● What to do:
Identify every line in the records below that contains the word "области", and copy each of those lines.

======== Records for this task

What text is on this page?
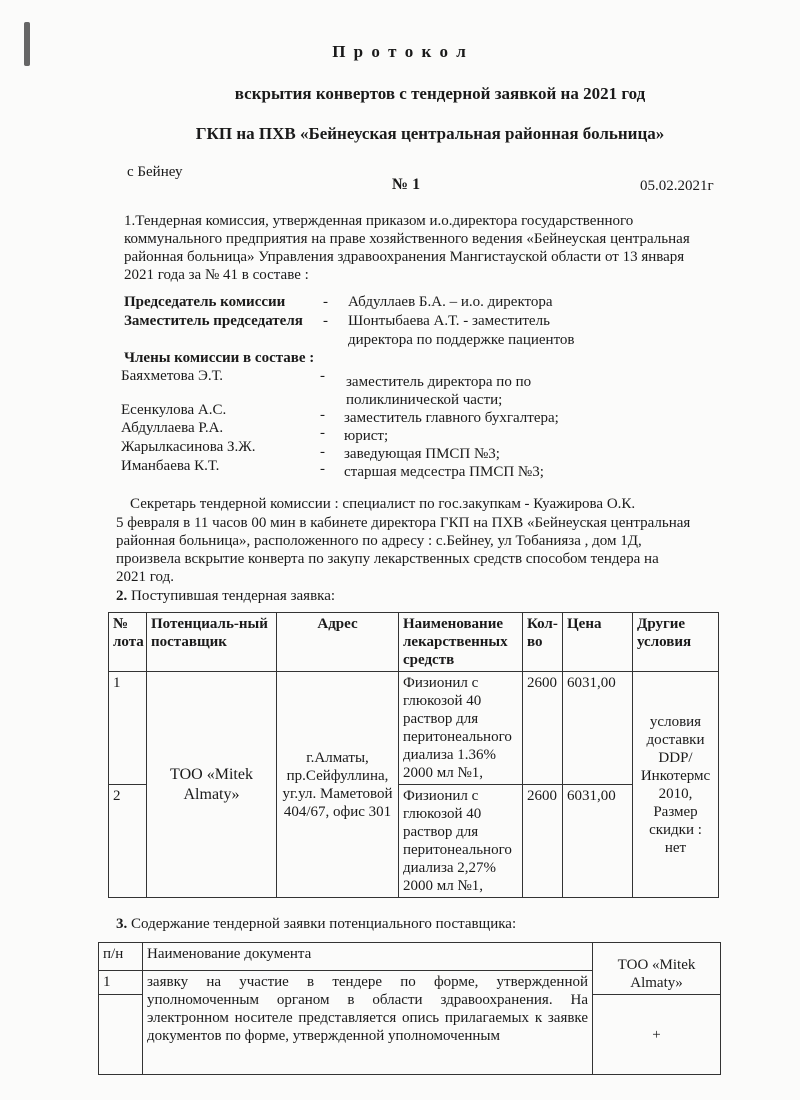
П р о т о к о л
вскрытия конвертов с тендерной заявкой на 2021 год
ГКП на ПХВ «Бейнеуская центральная районная больница»
с Бейнеу
№ 1	05.02.2021г
1.Тендерная комиссия, утвержденная приказом и.о.директора государственного
коммунального предприятия на праве хозяйственного ведения «Бейнеуская центральная
районная больница» Управления здравоохранения Мангистауской области от 13 января
2021 года за № 41 в составе :
Председатель комиссии	- Абдуллаев Б.А. – и.о. директора
Заместитель председателя - Шонтыбаева А.Т. - заместитель
директора по поддержке пациентов
Члены комиссии в составе :
Баяхметова Э.Т.	- заместитель директора по по
поликлинической части;
Есенкулова А.С.	- заместитель главного бухгалтера;
Абдуллаева Р.А.	- юрист;
Жарылкасинова З.Ж.	- заведующая ПМСП №3;
Иманбаева К.Т.	- старшая медсестра ПМСП №3;
Секретарь тендерной комиссии : специалист по гос.закупкам - Куажирова О.К.
5 февраля в 11 часов 00 мин в кабинете директора ГКП на ПХВ «Бейнеуская центральная
районная больница», расположенного по адресу : с.Бейнеу, ул Тобанияза , дом 1Д,
произвела вскрытие конверта по закупу лекарственных средств способом тендера на
2021 год.
2. Поступившая тендерная заявка:
№ лота	Потенциаль-ный поставщик	Адрес	Наименование лекарственных средств	Кол-во	Цена	Другие условия
1	ТОО «Mitek Almaty»	г.Алматы, пр.Сейфуллина, уг.ул. Маметовой 404/67, офис 301	Физионил с глюкозой 40 раствор для перитонеального диализа 1.36% 2000 мл №1,	2600	6031,00	условия доставки DDP/ Инкотермс 2010, Размер скидки : нет
2			Физионил с глюкозой 40 раствор для перитонеального диализа 2,27% 2000 мл №1,	2600	6031,00	
3. Содержание тендерной заявки потенциального поставщика:
п/н	Наименование документа	ТОО «Mitek Almaty»
1	заявку на участие в тендере по форме, утвержденной уполномоченным органом в области здравоохранения. На электронном носителе представляется опись прилагаемых к заявке документов по форме, утвержденной уполномоченным	
		+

================

● Reply:
районная больница» Управления здравоохранения Мангистауской области от 13 января
1	заявку на участие в тендере по форме, утвержденной уполномоченным органом в области здравоохранения. На электронном носителе представляется опись прилагаемых к заявке документов по форме, утвержденной уполномоченным	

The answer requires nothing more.